◆ Given problem ◆
Show all lines holding "aklat".

:: Dataset extract ::

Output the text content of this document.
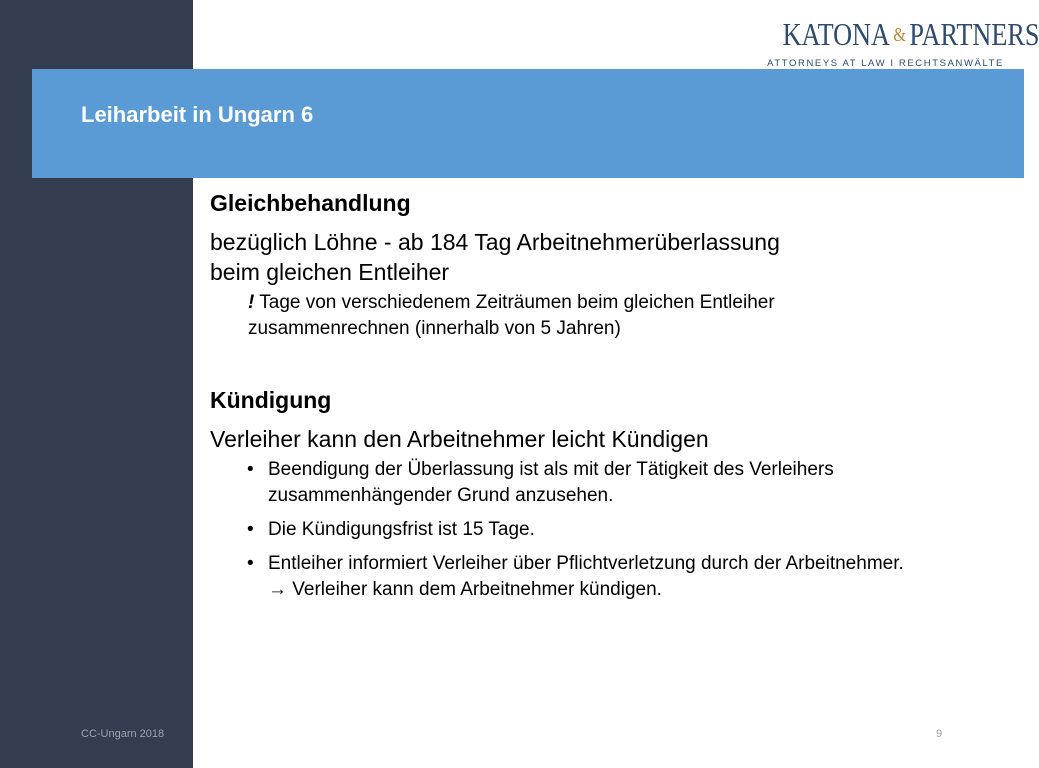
KATONA & PARTNERS
ATTORNEYS AT LAW I RECHTSANWÄLTE
Leiharbeit in Ungarn 6

Gleichbehandlung

bezüglich Löhne - ab 184 Tag Arbeitnehmerüberlassung

beim gleichen Entleiher

! Tage von verschiedenem Zeiträumen beim gleichen Entleiher zusammenrechnen (innerhalb von 5 Jahren)

Kündigung

Verleiher kann den Arbeitnehmer leicht Kündigen

• Beendigung der Überlassung ist als mit der Tätigkeit des Verleihers zusammenhängender Grund anzusehen.
• Die Kündigungsfrist ist 15 Tage.
• Entleiher informiert Verleiher über Pflichtverletzung durch der Arbeitnehmer. → Verleiher kann dem Arbeitnehmer kündigen.
CC-Ungarn 2018	9
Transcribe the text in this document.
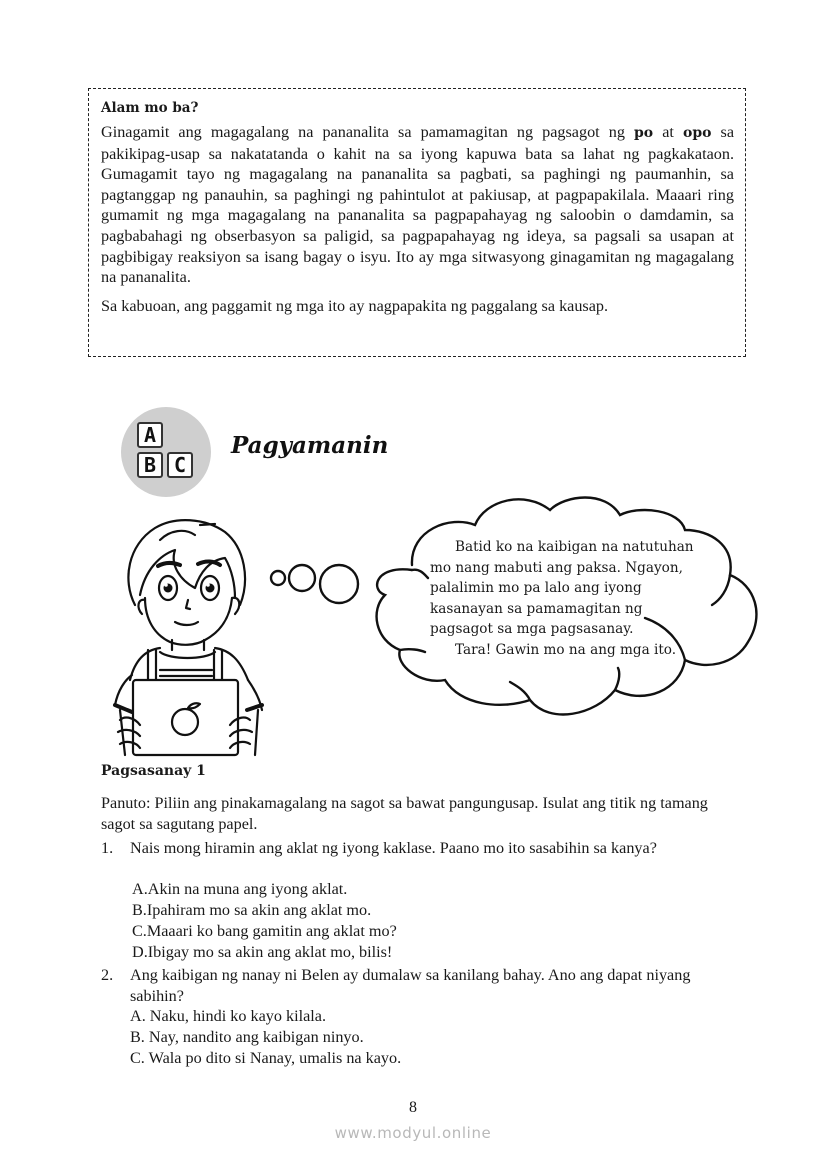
Alam mo ba?

Ginagamit ang magagalang na pananalita sa pamamagitan ng pagsagot ng po at opo sa pakikipag-usap sa nakatatanda o kahit na sa iyong kapuwa bata sa lahat ng pagkakataon. Gumagamit tayo ng magagalang na pananalita sa pagbati, sa paghingi ng paumanhin, sa pagtanggap ng panauhin, sa paghingi ng pahintulot at pakiusap, at pagpapakilala. Maaari ring gumamit ng mga magagalang na pananalita sa pagpapahayag ng saloobin o damdamin, sa pagbabahagi ng obserbasyon sa paligid, sa pagpapahayag ng ideya, sa pagsali sa usapan at pagbibigay reaksiyon sa isang bagay o isyu. Ito ay mga sitwasyong ginagamitan ng magagalang na pananalita.

Sa kabuoan, ang paggamit ng mga ito ay nagpapakita ng paggalang sa kausap.

A
B C
Pagyamanin
Batid ko na kaibigan na natutuhan mo nang mabuti ang paksa. Ngayon, palalimin mo pa lalo ang iyong kasanayan sa pamamagitan ng pagsagot sa mga pagsasanay.
Tara! Gawin mo na ang mga ito.
Pagsasanay 1
Panuto: Piliin ang pinakamagalang na sagot sa bawat pangungusap. Isulat ang titik ng tamang sagot sa sagutang papel.
1. Nais mong hiramin ang aklat ng iyong kaklase. Paano mo ito sasabihin sa kanya?
A.Akin na muna ang iyong aklat.
B.Ipahiram mo sa akin ang aklat mo.
C.Maaari ko bang gamitin ang aklat mo?
D.Ibigay mo sa akin ang aklat mo, bilis!
2. Ang kaibigan ng nanay ni Belen ay dumalaw sa kanilang bahay. Ano ang dapat niyang sabihin?
A. Naku, hindi ko kayo kilala.
B. Nay, nandito ang kaibigan ninyo.
C. Wala po dito si Nanay, umalis na kayo.
8
www.modyul.online
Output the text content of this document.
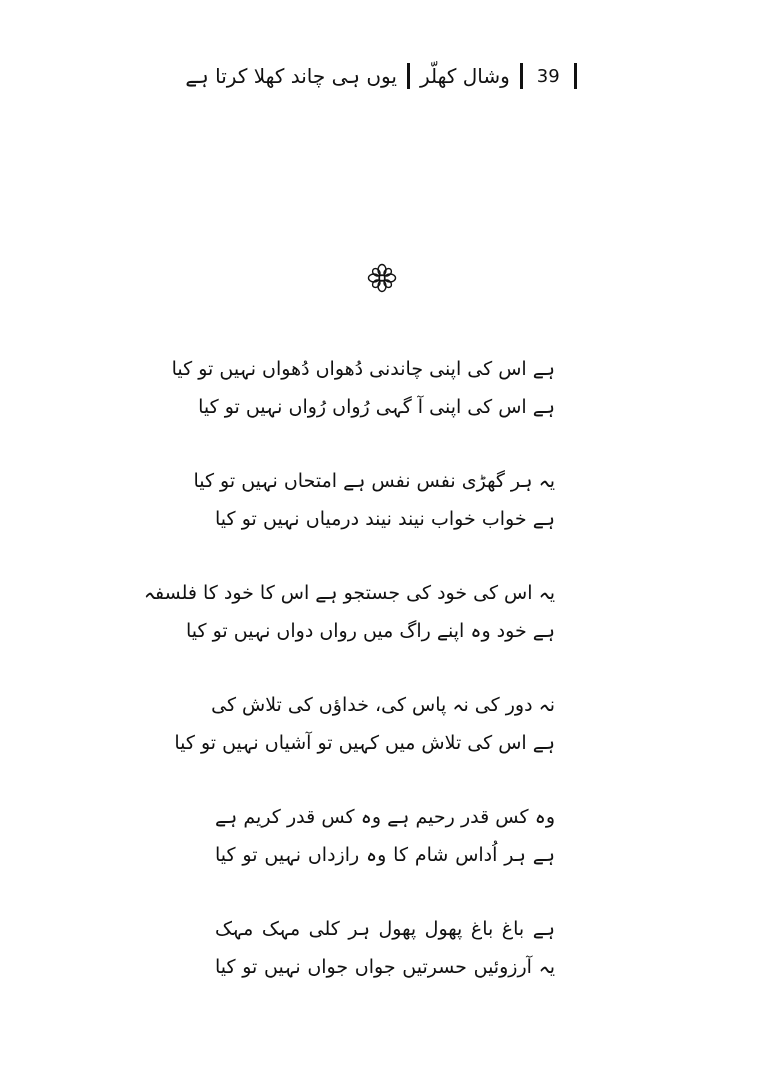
یوں ہی چاند کھلا کرتا ہے وشال کھلّر 39
ہے اس کی اپنی چاندنی دُھواں دُھواں نہیں تو کیا
ہے اس کی اپنی آ گہی رُواں رُواں نہیں تو کیا
یہ ہر گھڑی نفس نفس ہے امتحاں نہیں تو کیا
ہے خواب خواب نیند نیند درمیاں نہیں تو کیا
یہ اس کی خود کی جستجو ہے اس کا خود کا فلسفہ
ہے خود وہ اپنے راگ میں رواں دواں نہیں تو کیا
نہ دور کی نہ پاس کی، خداؤں کی تلاش کی
ہے اس کی تلاش میں کہیں تو آشیاں نہیں تو کیا
وہ کس قدر رحیم ہے وہ کس قدر کریم ہے
ہے ہر اُداس شام کا وہ رازداں نہیں تو کیا
ہے باغ باغ پھول پھول ہر کلی مہک مہک
یہ آرزوئیں حسرتیں جواں جواں نہیں تو کیا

:::

◆ Reply to the task ◆
1. Nais mong hiramin ang aklat ng iyong kaklase. Paano mo ito sasabihin sa kanya?
A.Akin na muna ang iyong aklat.
B.Ipahiram mo sa akin ang aklat mo.
C.Maaari ko bang gamitin ang aklat mo?
D.Ibigay mo sa akin ang aklat mo, bilis!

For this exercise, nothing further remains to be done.